━━━ Ausgangstext

Quinn wurde auch Zeuge der Grundsatzrede des chinesischen Präsidenten zum Verhältnis zwischen Amerika und der Volksrepublik. Für beide Staaten, so Xi, existierten in der gegenwärtigen Ära globaler Veränderungen, die es so seit einem Jahrhundert nicht mehr gegeben habe, zwei Optionen: Friedliche Koexistenz oder Konfrontation. Beide wiesen in konträre Richtungen, die über die Zukunft der Menschheit und des Planeten Erde entschieden. Da die Beziehung zwischen China und den USA die wichtigste bilaterale Beziehung der Welt sei, könne es keine Option sein, sich voneinander abzuwenden. Es sei unrealistisch, daß eine Seite die andere umgestalten könne; Konflikte und Konfrontationen hätten für beide Seiten unerträgliche Folgen.

━━━━━━

Arbeitsauftrag 1
Zwischen welchen beiden Optionen haben China und die USA laut Xi im Ausgangstext zu wählen?
Arbeitsauftrag 2
Nenne jeden Satz des Ausgangstexts, der Xis Aussagen in indirekter Rede wiedergibt, jeweils mit seinen ersten drei Wörtern.
Arbeitsauftrag 3
Knüpfe an den Text über Xis Grundsatzrede an und schreibe ihn nach seinem letzten Satz weiter.
Die Daten stammen aus einer anderen Quelle als der Ausgangstext.

━━━ Extrahierte Einträge

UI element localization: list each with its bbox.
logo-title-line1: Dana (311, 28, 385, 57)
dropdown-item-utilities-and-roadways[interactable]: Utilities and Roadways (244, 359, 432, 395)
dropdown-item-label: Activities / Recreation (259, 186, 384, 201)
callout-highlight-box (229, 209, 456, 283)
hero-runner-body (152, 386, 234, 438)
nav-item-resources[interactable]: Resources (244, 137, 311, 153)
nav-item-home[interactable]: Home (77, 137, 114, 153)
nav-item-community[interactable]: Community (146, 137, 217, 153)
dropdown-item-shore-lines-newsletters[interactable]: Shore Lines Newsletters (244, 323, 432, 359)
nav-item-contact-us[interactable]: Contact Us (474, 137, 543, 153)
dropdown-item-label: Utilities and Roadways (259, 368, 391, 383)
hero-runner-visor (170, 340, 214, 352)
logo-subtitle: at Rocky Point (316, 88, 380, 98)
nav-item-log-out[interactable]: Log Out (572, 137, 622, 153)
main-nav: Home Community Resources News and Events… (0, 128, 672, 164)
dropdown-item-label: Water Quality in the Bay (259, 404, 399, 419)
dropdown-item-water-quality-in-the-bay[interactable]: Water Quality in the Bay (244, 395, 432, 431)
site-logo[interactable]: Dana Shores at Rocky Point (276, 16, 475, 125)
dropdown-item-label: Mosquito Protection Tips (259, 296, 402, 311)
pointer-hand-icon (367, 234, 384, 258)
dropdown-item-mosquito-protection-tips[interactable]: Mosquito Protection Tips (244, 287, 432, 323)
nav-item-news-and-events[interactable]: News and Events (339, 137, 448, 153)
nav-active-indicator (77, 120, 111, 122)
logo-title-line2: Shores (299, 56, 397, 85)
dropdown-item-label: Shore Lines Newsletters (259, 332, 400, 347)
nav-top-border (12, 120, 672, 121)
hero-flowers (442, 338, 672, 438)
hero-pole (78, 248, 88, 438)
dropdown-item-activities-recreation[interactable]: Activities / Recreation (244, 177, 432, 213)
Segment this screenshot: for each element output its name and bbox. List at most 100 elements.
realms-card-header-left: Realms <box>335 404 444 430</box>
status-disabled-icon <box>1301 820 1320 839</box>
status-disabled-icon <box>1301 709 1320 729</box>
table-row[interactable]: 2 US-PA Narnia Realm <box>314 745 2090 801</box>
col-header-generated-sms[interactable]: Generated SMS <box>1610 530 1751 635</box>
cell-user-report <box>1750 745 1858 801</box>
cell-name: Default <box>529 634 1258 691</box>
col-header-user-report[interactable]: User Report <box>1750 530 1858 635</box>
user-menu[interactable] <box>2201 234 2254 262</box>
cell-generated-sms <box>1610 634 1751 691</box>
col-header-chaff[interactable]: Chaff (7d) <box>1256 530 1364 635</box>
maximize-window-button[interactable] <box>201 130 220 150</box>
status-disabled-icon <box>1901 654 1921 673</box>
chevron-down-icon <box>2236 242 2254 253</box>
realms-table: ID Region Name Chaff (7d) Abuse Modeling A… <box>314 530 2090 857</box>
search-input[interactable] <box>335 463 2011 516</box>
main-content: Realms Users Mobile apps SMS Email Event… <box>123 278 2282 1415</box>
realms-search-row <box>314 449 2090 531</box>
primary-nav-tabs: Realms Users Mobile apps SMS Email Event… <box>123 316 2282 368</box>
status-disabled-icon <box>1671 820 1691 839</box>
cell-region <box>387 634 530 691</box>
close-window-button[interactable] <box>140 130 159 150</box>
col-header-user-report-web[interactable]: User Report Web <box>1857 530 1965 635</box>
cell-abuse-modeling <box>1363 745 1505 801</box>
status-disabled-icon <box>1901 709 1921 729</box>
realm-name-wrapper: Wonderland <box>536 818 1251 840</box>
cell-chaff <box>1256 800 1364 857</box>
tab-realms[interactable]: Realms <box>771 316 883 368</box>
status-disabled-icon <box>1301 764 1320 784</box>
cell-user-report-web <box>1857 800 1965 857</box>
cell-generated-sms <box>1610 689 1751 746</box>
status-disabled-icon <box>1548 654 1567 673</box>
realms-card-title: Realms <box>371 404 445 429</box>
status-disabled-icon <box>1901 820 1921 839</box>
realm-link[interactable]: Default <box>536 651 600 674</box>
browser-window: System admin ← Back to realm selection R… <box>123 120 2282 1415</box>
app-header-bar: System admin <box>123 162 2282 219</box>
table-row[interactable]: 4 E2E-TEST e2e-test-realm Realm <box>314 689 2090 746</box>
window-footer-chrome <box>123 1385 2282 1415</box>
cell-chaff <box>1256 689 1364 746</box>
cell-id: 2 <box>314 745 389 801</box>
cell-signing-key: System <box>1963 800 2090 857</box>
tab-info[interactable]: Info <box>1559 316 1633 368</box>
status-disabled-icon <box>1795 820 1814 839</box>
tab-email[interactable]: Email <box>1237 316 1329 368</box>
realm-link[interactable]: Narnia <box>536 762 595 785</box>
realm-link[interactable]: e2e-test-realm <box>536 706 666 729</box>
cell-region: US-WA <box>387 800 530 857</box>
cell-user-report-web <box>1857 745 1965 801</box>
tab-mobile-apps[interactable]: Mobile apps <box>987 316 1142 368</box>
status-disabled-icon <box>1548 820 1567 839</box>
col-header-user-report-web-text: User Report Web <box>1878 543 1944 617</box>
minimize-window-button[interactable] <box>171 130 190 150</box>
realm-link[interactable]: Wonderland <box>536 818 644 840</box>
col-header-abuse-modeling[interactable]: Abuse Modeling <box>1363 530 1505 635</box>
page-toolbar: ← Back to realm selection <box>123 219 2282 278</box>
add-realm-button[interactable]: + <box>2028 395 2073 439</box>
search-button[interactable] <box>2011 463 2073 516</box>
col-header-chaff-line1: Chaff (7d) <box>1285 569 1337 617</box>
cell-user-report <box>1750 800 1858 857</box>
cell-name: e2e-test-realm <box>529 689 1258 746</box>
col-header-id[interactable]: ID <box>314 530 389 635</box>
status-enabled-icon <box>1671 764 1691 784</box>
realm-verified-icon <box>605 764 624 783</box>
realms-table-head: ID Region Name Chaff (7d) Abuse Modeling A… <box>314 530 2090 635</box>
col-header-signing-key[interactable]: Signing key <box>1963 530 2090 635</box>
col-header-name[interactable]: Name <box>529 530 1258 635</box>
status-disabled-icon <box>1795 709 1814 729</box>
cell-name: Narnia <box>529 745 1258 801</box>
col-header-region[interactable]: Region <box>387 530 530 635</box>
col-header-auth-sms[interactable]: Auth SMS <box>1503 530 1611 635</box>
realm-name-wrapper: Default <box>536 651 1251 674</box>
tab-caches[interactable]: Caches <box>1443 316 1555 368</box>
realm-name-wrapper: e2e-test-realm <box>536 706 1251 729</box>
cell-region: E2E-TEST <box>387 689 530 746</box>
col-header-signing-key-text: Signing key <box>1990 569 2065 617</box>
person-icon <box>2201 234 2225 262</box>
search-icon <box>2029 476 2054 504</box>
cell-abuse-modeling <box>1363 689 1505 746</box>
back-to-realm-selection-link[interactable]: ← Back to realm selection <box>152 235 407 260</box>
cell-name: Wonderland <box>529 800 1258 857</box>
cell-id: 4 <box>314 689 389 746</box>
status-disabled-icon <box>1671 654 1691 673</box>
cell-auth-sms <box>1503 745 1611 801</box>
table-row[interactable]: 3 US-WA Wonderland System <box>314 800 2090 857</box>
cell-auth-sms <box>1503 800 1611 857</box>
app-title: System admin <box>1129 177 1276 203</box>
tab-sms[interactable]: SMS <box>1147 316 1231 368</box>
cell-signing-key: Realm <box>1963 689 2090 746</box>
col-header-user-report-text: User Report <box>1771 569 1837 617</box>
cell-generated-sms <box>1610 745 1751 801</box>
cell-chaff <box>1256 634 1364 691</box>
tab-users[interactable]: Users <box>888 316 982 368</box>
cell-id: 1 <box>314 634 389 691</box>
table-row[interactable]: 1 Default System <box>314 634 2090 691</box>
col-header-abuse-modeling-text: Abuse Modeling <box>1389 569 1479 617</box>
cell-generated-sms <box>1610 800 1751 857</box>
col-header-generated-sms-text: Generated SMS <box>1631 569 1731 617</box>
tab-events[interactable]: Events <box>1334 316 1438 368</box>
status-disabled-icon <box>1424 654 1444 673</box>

━━━━━━

Ergebnis 1
Zwischen friedlicher Koexistenz und Konfrontation.

Ergebnis 2
- „Für beide Staaten,“
- „Beide wiesen in“
- „Da die Beziehung“
- „Es sei unrealistisch,“

Ergebnis 3
Da die Welt groß genug sei, um beiden Ländern Platz zu bieten, schlug Xi Präsident Biden daher vor, „fünf Säulen der Beziehungen“ aufzubauen: Gemeinsame Entwicklung einer richtigen Wahrnehmung des jeweils anderen; gemeinsamer Umgang mit Meinungsverschiedenheiten; gemeinsame Förderung einer für beide Seiten vorteilhaften Zusammenarbeit; gemeinsame Übernahme von Verantwortung als große Staaten; gemeinsame Förderung des Austausches zwischen den Menschen. Beim letzten Treffen auf Bali, so erinnerte Xi die amerikanische Seite, hätten die USA erklärt, sie würden nicht versuchen, Chinas System zu verändern, keinen neuen Kalten Krieg beginnen, nicht ihre Bündnisse gegen China wiederbeleben, nicht die „Unabhängigkeit“ Taiwans unterstützen und sich nicht in einen Konflikt mit China einlassen.

Demgegenüber hätten die jüngsten Maßnahmen der USA in den Bereichen Exportkontrolle, Investitionskontrolle sowie einseitige Sanktionen Pekings legitime Interessen ernsthaft verletzt. Die Unterdrückung des technologischen Fortschritts in der Volksrepublik sei nichts anderes als der Versuch, Chinas Entwicklung einzudämmen. Es sei daher wichtig, die chinesischen Bedenken zu respektieren und Schritte zur Aufhebung der Sanktionen zu unternehmen, um ein gleichberechtigtes und faires Umfeld für chinesische Firmen zu schaffen.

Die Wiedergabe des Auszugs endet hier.